-- What is asked --
Gather all lines in the data that hold the string "tránh".

=====

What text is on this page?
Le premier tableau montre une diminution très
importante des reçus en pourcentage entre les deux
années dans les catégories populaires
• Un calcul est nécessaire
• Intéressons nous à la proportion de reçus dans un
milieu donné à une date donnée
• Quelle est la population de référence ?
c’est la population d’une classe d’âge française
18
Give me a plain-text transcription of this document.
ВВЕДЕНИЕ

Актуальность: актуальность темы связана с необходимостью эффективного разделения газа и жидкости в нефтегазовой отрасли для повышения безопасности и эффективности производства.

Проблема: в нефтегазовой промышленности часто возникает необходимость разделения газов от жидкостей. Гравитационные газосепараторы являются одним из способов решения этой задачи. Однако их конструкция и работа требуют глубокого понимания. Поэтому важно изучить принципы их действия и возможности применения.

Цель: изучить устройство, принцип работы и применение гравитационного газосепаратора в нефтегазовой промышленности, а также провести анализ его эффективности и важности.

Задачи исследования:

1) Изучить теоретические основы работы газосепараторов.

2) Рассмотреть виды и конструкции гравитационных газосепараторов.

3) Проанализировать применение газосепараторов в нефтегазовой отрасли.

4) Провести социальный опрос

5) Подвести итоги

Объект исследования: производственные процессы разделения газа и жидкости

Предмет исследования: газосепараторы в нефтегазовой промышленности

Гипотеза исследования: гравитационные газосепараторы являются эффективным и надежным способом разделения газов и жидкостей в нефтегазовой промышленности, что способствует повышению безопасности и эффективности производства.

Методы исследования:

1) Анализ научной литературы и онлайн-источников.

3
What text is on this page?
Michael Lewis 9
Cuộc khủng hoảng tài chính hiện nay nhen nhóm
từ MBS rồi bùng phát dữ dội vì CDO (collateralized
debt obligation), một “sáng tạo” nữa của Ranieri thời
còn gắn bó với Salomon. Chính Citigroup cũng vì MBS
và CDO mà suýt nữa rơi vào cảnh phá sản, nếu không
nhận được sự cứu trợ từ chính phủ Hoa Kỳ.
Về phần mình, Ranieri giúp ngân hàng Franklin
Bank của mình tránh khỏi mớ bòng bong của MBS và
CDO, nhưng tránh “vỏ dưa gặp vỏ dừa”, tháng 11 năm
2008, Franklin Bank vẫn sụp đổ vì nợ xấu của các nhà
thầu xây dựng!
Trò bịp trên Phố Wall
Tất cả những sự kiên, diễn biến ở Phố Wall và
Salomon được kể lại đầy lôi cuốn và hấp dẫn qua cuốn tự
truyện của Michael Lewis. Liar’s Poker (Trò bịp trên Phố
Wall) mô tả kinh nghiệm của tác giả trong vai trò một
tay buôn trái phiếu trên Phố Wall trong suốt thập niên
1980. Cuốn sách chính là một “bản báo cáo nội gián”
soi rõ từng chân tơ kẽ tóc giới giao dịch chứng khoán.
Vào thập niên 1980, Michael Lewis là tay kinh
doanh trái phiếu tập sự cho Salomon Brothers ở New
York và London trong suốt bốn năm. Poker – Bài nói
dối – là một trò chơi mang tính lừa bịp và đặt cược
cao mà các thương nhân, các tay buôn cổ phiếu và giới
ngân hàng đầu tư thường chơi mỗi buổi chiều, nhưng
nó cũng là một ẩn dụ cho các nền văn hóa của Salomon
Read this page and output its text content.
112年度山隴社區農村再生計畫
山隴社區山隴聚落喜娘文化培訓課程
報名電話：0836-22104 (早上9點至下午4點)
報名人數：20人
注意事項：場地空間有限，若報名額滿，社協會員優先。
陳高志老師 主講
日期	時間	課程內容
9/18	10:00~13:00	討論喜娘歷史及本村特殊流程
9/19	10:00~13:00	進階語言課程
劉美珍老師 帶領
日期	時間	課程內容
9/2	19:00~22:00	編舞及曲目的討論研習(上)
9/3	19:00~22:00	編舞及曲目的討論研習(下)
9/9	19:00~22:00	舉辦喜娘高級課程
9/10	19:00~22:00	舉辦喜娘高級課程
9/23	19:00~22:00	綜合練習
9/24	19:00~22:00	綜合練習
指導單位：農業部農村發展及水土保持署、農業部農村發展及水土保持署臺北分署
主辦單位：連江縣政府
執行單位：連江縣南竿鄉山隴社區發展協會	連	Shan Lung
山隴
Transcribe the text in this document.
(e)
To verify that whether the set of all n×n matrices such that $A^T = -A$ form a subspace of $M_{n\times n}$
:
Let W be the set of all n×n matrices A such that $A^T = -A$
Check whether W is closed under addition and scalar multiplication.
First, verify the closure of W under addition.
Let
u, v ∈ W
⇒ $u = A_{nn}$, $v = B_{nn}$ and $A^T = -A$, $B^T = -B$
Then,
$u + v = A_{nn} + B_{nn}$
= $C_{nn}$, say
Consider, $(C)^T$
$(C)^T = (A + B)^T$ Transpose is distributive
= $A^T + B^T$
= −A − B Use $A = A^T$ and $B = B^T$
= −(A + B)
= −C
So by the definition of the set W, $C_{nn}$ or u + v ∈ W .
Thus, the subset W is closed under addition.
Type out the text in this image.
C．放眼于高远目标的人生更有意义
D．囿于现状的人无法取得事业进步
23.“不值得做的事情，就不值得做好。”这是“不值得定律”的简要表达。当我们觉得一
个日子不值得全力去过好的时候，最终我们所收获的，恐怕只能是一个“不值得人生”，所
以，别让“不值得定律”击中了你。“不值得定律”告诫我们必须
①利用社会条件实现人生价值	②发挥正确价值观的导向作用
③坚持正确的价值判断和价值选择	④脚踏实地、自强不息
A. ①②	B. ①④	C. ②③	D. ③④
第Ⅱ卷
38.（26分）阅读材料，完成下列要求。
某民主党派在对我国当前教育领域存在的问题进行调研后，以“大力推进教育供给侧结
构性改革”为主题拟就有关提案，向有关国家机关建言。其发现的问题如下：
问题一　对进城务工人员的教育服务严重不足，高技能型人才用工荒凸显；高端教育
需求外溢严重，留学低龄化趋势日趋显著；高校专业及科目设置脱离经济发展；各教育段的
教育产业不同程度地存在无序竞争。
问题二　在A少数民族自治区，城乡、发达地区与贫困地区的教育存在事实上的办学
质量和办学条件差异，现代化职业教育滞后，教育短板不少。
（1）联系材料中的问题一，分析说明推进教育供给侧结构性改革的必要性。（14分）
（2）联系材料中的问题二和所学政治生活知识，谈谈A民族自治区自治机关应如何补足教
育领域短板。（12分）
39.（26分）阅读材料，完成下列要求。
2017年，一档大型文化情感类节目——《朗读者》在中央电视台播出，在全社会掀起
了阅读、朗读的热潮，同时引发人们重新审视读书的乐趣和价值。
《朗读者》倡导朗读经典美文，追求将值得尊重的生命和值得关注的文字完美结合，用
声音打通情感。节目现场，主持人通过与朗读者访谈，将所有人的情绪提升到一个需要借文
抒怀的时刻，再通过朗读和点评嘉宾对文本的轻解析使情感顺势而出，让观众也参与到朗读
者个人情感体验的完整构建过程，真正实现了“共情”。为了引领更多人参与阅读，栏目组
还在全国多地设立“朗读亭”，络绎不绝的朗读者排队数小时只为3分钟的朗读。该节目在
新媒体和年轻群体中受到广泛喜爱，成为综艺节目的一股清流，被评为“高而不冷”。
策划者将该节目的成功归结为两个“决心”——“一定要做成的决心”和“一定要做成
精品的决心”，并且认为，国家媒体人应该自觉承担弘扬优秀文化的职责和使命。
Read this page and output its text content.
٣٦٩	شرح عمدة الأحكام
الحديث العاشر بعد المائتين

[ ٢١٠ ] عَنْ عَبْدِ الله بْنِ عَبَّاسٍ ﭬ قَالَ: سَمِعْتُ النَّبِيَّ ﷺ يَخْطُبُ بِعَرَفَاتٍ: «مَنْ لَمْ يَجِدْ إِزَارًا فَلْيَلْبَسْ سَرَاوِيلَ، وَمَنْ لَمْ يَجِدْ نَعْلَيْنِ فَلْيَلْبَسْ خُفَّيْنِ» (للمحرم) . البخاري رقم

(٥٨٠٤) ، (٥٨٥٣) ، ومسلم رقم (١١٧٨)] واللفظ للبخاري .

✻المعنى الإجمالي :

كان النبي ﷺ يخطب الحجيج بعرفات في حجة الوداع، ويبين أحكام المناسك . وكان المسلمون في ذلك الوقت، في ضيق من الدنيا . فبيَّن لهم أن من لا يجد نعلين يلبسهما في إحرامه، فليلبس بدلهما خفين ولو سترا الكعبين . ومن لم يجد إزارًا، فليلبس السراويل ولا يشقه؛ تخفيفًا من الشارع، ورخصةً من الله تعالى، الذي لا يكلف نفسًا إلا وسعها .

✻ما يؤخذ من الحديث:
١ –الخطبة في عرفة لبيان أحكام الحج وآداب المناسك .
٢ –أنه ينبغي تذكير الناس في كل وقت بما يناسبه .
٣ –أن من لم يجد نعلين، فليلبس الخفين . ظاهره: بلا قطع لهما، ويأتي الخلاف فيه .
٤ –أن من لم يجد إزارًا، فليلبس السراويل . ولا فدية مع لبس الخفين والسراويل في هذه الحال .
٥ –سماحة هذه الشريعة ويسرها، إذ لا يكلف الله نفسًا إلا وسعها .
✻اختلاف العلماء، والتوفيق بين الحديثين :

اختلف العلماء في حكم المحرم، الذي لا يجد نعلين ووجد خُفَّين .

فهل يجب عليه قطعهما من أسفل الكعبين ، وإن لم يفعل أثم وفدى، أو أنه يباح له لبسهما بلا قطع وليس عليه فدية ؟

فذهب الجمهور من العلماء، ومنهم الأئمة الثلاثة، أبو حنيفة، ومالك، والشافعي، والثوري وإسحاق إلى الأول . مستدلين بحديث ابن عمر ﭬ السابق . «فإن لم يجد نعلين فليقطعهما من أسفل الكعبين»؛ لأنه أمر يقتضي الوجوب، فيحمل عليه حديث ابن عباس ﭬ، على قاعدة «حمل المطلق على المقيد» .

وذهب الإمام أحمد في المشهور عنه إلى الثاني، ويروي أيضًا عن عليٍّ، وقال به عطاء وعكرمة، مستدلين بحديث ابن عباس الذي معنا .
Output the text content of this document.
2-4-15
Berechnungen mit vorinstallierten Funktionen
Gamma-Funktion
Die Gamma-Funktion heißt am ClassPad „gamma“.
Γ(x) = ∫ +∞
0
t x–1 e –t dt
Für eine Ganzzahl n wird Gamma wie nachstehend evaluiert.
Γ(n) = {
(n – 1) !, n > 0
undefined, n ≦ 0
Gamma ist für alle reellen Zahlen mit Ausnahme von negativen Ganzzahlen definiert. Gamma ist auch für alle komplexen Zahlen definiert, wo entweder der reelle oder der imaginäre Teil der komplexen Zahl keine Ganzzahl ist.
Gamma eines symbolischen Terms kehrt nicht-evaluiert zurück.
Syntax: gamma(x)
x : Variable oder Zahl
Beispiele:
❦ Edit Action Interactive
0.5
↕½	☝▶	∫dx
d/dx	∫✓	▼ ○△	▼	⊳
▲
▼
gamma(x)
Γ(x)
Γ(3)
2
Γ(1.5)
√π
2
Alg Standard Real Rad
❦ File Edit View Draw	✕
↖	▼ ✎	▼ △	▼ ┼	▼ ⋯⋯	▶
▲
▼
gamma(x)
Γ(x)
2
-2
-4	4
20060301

=====

-- Written solution --
Bank của mình tránh khỏi mớ bòng bong của MBS và
CDO, nhưng tránh “vỏ dưa gặp vỏ dừa”, tháng 11 năm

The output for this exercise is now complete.